→ **THE TASK**
Restate the full set of records exactly, without adding or dropping a word.

→ **DATASET CONTENT**
## BEGIN
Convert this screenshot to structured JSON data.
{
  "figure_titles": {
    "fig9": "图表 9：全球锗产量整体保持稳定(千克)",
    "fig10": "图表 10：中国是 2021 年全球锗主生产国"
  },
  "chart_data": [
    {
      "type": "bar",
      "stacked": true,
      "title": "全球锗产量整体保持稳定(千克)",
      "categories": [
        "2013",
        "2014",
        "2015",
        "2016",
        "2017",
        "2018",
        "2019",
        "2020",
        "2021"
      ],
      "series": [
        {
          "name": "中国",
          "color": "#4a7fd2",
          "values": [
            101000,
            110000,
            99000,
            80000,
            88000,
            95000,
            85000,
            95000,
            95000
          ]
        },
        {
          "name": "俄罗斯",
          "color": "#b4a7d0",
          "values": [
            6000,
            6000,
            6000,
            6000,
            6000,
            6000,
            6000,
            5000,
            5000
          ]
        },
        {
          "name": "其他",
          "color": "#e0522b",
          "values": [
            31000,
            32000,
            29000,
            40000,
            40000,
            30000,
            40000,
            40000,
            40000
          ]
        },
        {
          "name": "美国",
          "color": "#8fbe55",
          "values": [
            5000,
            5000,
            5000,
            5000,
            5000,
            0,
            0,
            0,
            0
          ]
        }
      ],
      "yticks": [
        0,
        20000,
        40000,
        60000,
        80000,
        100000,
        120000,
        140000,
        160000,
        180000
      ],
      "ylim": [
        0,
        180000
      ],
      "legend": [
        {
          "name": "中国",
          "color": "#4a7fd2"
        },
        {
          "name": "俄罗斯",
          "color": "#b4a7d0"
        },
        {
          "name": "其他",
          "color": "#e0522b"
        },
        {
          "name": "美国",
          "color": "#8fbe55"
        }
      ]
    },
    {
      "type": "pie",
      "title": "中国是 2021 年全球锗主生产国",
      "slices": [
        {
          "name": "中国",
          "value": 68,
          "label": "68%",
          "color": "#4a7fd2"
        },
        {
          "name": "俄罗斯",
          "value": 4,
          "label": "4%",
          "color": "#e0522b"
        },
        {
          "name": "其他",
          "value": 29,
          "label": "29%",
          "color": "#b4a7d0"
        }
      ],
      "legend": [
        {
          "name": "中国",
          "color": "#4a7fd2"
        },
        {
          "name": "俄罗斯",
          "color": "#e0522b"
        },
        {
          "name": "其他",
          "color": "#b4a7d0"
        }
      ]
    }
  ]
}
## END
→ **SOLVED PROBLEM**
Convert this screenshot to structured JSON data.
{
  "figure_titles": {
    "fig9": "图表 9：全球锗产量整体保持稳定(千克)",
    "fig10": "图表 10：中国是 2021 年全球锗主生产国"
  },
  "chart_data": [
    {
      "type": "bar",
      "stacked": true,
      "title": "全球锗产量整体保持稳定(千克)",
      "categories": [
        "2013",
        "2014",
        "2015",
        "2016",
        "2017",
        "2018",
        "2019",
        "2020",
        "2021"
      ],
      "series": [
        {
          "name": "中国",
          "color": "#4a7fd2",
          "values": [
            101000,
            110000,
            99000,
            80000,
            88000,
            95000,
            85000,
            95000,
            95000
          ]
        },
        {
          "name": "俄罗斯",
          "color": "#b4a7d0",
          "values": [
            6000,
            6000,
            6000,
            6000,
            6000,
            6000,
            6000,
            5000,
            5000
          ]
        },
        {
          "name": "其他",
          "color": "#e0522b",
          "values": [
            31000,
            32000,
            29000,
            40000,
            40000,
            30000,
            40000,
            40000,
            40000
          ]
        },
        {
          "name": "美国",
          "color": "#8fbe55",
          "values": [
            5000,
            5000,
            5000,
            5000,
            5000,
            0,
            0,
            0,
            0
          ]
        }
      ],
      "yticks": [
        0,
        20000,
        40000,
        60000,
        80000,
        100000,
        120000,
        140000,
        160000,
        180000
      ],
      "ylim": [
        0,
        180000
      ],
      "legend": [
        {
          "name": "中国",
          "color": "#4a7fd2"
        },
        {
          "name": "俄罗斯",
          "color": "#b4a7d0"
        },
        {
          "name": "其他",
          "color": "#e0522b"
        },
        {
          "name": "美国",
          "color": "#8fbe55"
        }
      ]
    },
    {
      "type": "pie",
      "title": "中国是 2021 年全球锗主生产国",
      "slices": [
        {
          "name": "中国",
          "value": 68,
          "label": "68%",
          "color": "#4a7fd2"
        },
        {
          "name": "俄罗斯",
          "value": 4,
          "label": "4%",
          "color": "#e0522b"
        },
        {
          "name": "其他",
          "value": 29,
          "label": "29%",
          "color": "#b4a7d0"
        }
      ],
      "legend": [
        {
          "name": "中国",
          "color": "#4a7fd2"
        },
        {
          "name": "俄罗斯",
          "color": "#e0522b"
        },
        {
          "name": "其他",
          "color": "#b4a7d0"
        }
      ]
    }
  ]
}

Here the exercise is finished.